WHAT THE TASK REQUIRES – Show every line in the records below that contains the word "выбросов", treating uppercase and lowercase as different.

MATERIAL FOR THIS EXERCISE –
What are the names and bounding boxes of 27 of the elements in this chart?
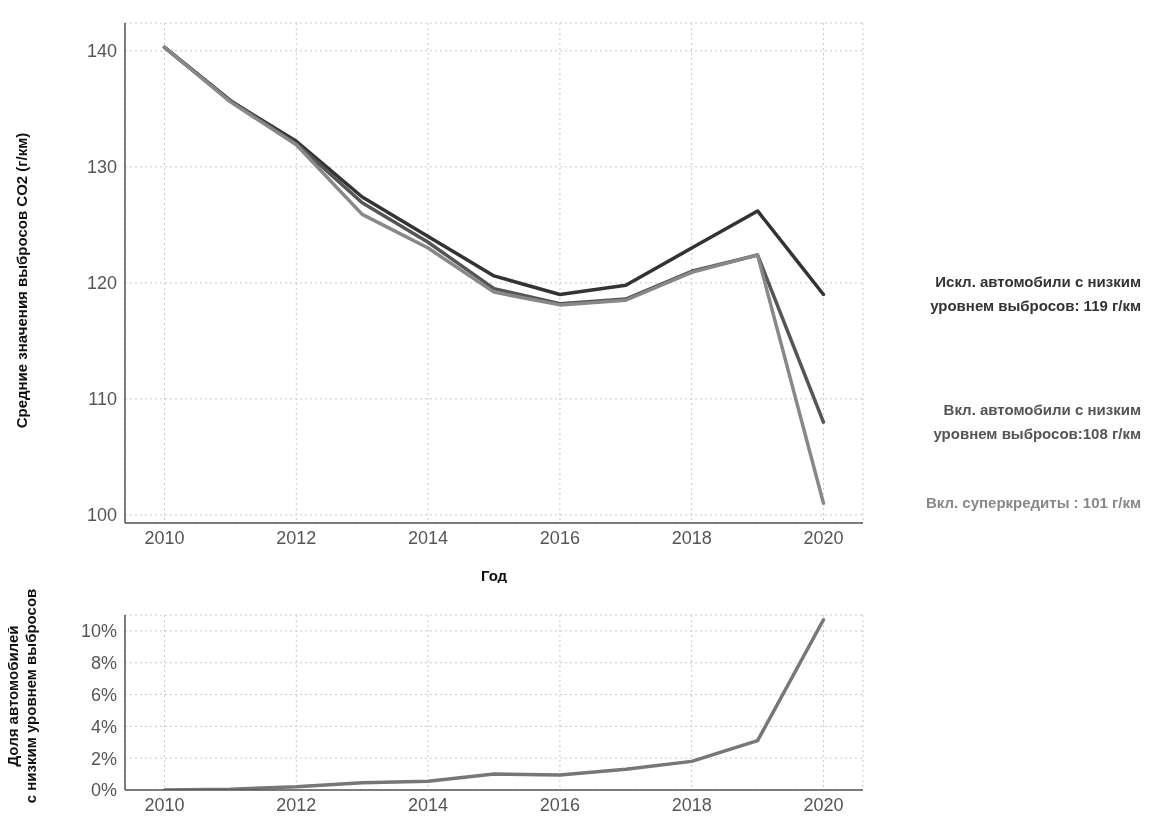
y-tick-label: 0% — [90, 780, 117, 801]
y-tick-label: 140 — [86, 41, 117, 62]
x-tick-label: 2016 — [539, 794, 580, 815]
x-tick-label: 2014 — [408, 527, 449, 548]
x-tick-label: 2020 — [803, 527, 844, 548]
text: Искл. автомобили с низким уровнем выбросов: 119 г/км — [929, 272, 1141, 317]
y-tick-label: 2% — [90, 748, 117, 769]
y-tick-label: 100 — [86, 505, 117, 526]
x-tick-label: 2010 — [144, 527, 185, 548]
text: Вкл. автомобили с низким уровнем выбросов:108 г/км — [932, 400, 1141, 445]
x-tick-label: 2018 — [671, 794, 712, 815]
x-tick-label: 2016 — [539, 527, 580, 548]
y-tick-label: 130 — [86, 157, 117, 178]
x-tick-label: 2014 — [408, 794, 449, 815]
y-tick-label: 4% — [90, 716, 117, 737]
x-tick-label: 2010 — [144, 794, 185, 815]
x-tick-label: 2020 — [803, 794, 844, 815]
y-tick-label: 120 — [86, 273, 117, 294]
text: Вкл. суперкредиты : 101 г/км — [924, 493, 1141, 514]
y-tick-label: 110 — [88, 389, 117, 410]
y-tick-label: 10% — [80, 621, 117, 642]
y-axis-title: Средние значения выбросов CO2 (г/км) — [13, 132, 30, 429]
y-tick-label: 8% — [90, 653, 117, 674]
x-tick-label: 2012 — [276, 527, 317, 548]
y-tick-label: 6% — [90, 684, 117, 705]
x-tick-label: 2012 — [276, 794, 317, 815]
x-tick-label: 2018 — [671, 527, 712, 548]
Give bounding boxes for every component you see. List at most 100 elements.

EXERCISE RESPONSE –
text: Искл. автомобили с низким уровнем выбросов: 119 г/км — [929, 272, 1141, 317]
text: Вкл. автомобили с низким уровнем выбросов:108 г/км — [932, 400, 1141, 445]
y-axis-title: Средние значения выбросов CO2 (г/км) — [13, 132, 30, 429]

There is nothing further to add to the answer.